> [GIVEN EXERCISE]: Search the records for the word "hours" and report each line that has it.

[Dataset records]
START

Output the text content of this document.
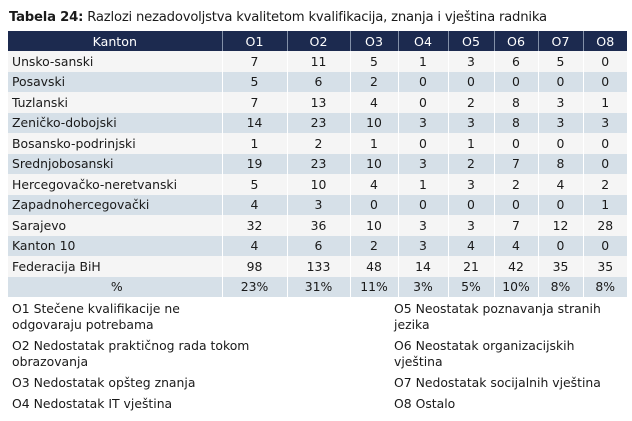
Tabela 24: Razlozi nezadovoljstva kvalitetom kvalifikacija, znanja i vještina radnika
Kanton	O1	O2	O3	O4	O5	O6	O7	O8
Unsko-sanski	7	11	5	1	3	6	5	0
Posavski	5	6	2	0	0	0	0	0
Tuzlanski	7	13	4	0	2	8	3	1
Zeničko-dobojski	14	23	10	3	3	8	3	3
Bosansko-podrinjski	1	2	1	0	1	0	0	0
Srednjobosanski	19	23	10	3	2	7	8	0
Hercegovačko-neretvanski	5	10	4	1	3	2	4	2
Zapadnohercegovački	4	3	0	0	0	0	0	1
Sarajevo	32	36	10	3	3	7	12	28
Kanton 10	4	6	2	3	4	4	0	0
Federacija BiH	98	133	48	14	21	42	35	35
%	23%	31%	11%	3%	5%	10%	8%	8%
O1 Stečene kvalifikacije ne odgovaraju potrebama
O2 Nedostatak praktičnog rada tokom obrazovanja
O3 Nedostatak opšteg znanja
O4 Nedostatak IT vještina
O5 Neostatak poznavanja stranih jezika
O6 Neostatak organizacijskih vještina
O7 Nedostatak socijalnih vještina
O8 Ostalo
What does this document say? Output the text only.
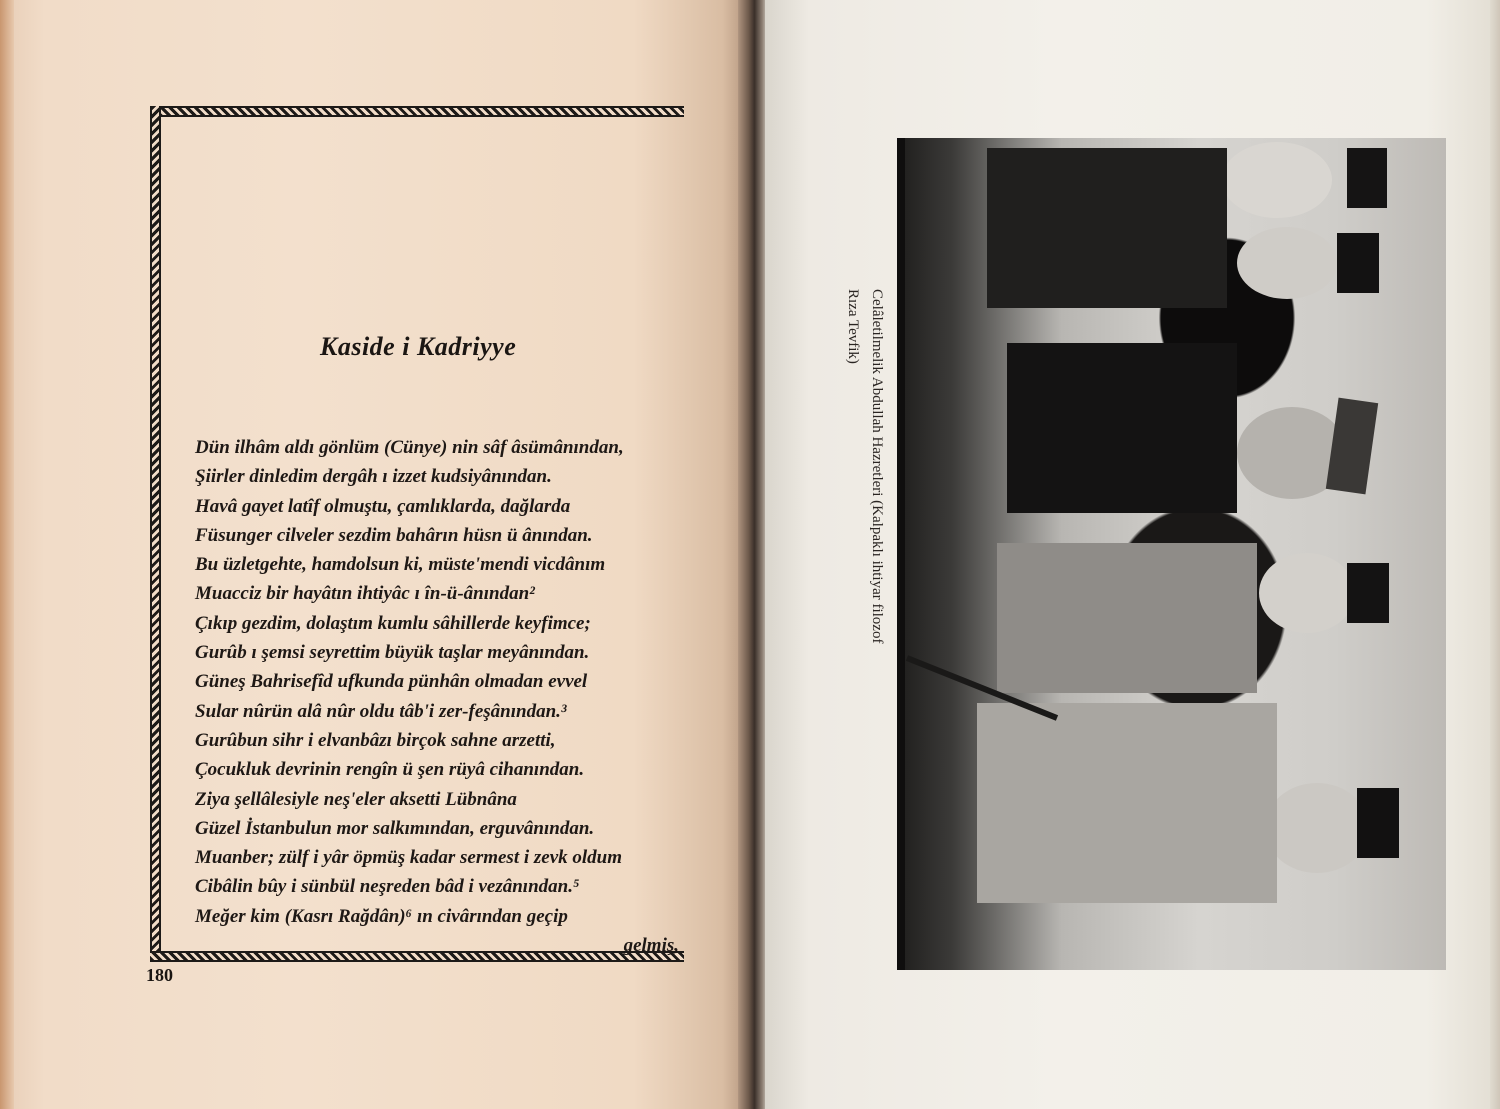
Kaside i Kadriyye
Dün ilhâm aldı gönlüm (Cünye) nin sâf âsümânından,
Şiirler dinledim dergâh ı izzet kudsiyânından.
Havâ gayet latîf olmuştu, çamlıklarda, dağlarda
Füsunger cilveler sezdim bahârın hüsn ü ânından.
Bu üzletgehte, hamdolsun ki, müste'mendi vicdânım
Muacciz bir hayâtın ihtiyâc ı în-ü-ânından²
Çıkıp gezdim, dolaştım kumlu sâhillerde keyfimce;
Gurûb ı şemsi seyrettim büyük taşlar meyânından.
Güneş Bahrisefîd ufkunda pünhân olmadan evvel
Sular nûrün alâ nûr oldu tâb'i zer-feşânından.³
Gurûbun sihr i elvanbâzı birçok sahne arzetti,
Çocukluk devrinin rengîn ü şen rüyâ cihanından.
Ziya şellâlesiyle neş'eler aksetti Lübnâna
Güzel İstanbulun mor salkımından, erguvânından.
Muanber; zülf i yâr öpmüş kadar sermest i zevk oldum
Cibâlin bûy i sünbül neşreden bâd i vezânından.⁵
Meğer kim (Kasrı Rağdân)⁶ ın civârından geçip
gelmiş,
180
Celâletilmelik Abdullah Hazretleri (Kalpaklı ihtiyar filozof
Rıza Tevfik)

END
START

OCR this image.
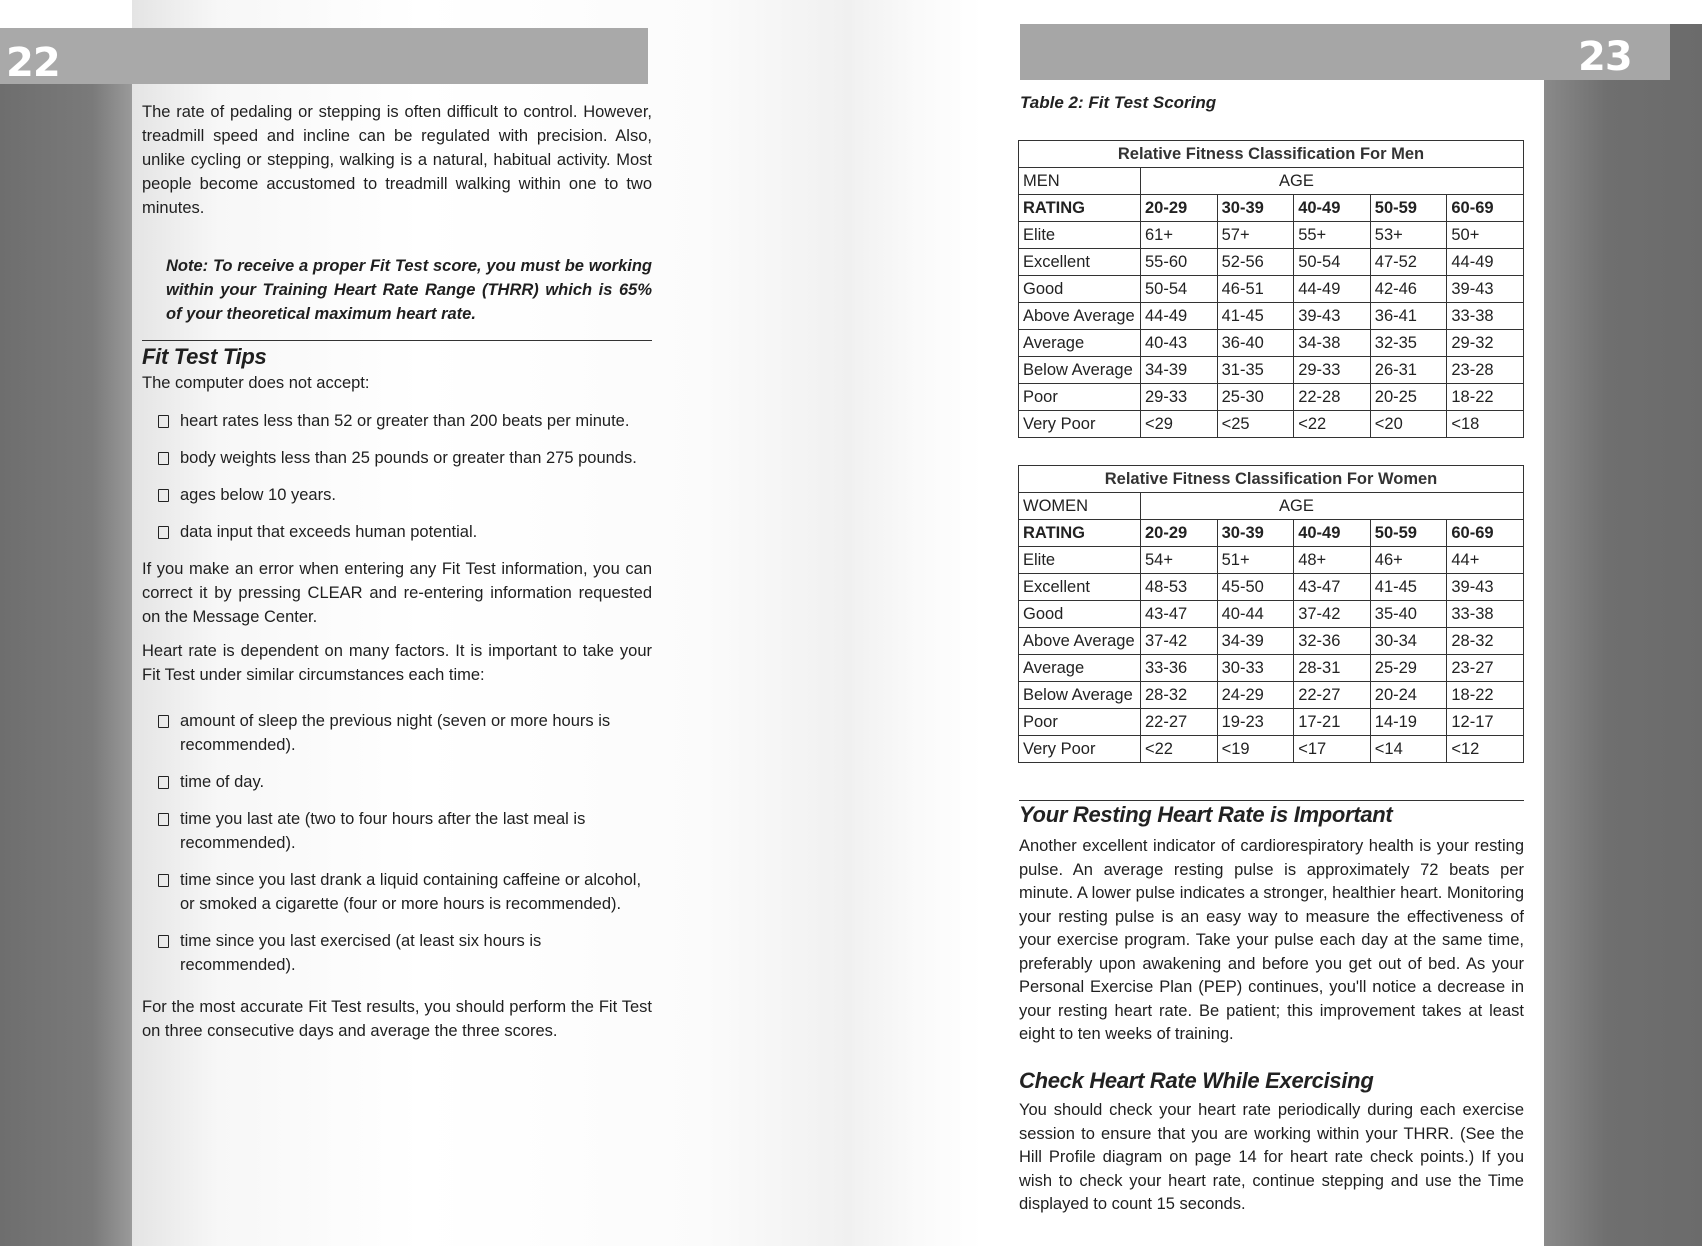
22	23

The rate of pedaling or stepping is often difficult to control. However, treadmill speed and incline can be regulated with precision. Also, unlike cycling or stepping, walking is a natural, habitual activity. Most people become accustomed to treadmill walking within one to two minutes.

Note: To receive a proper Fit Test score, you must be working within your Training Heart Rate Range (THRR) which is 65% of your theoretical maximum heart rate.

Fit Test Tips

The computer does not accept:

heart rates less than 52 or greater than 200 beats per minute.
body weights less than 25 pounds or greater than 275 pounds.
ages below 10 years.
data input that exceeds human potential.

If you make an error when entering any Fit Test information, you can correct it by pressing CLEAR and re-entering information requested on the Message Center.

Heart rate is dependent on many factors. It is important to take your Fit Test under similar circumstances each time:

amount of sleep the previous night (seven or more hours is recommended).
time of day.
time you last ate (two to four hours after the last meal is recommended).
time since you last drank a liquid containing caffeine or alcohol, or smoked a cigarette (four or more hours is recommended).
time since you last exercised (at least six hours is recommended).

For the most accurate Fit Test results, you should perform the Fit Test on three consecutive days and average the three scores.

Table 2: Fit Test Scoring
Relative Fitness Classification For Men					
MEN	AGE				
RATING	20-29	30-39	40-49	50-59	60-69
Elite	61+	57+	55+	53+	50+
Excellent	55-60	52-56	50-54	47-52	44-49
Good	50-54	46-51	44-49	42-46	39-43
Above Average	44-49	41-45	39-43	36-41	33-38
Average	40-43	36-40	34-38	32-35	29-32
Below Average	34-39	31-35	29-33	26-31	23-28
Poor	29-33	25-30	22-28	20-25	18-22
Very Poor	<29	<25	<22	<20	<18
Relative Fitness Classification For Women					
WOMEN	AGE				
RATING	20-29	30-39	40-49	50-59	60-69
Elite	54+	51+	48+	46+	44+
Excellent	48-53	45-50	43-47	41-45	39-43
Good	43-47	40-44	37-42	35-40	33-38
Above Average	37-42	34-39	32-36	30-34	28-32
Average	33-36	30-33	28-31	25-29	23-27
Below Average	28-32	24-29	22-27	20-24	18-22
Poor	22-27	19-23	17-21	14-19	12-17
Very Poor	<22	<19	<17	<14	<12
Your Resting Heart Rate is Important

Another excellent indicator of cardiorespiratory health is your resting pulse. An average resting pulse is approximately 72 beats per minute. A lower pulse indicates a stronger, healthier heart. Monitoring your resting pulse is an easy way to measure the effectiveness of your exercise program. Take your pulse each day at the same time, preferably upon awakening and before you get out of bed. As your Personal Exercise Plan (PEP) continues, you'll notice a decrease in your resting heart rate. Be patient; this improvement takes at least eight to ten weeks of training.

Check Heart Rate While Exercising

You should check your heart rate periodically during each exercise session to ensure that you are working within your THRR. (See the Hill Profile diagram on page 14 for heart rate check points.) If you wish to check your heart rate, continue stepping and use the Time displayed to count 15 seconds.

END

> [SOLUTION]:
amount of sleep the previous night (seven or more hours is recommended).
time you last ate (two to four hours after the last meal is recommended).
time since you last drank a liquid containing caffeine or alcohol, or smoked a cigarette (four or more hours is recommended).
time since you last exercised (at least six hours is recommended).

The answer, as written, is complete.